_Prompt:_ Going through the material below, please gather all lines with the word "sitio" in them.

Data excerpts
====

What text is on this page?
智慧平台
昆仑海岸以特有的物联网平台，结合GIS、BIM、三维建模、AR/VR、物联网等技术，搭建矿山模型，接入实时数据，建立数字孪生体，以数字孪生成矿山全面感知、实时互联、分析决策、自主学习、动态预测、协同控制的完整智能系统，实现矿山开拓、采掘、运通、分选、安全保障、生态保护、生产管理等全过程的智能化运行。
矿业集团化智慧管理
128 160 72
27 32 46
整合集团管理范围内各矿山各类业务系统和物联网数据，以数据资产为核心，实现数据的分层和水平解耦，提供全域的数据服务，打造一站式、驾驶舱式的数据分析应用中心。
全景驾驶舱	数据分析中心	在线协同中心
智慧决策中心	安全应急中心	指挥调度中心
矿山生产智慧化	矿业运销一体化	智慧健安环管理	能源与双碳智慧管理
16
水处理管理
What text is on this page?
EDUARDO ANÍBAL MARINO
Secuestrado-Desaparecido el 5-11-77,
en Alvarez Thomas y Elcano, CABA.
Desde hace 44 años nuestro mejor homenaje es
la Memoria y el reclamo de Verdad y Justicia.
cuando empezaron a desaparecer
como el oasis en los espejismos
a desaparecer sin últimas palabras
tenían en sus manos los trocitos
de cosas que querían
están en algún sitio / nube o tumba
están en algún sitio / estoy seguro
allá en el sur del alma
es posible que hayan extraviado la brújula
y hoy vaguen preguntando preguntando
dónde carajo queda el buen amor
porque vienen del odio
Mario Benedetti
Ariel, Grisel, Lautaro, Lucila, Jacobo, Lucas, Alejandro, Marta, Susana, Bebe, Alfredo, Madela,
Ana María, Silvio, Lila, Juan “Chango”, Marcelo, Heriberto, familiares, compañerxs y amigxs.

====

_Output for this task:_
están en algún sitio / nube o tumba
están en algún sitio / estoy seguro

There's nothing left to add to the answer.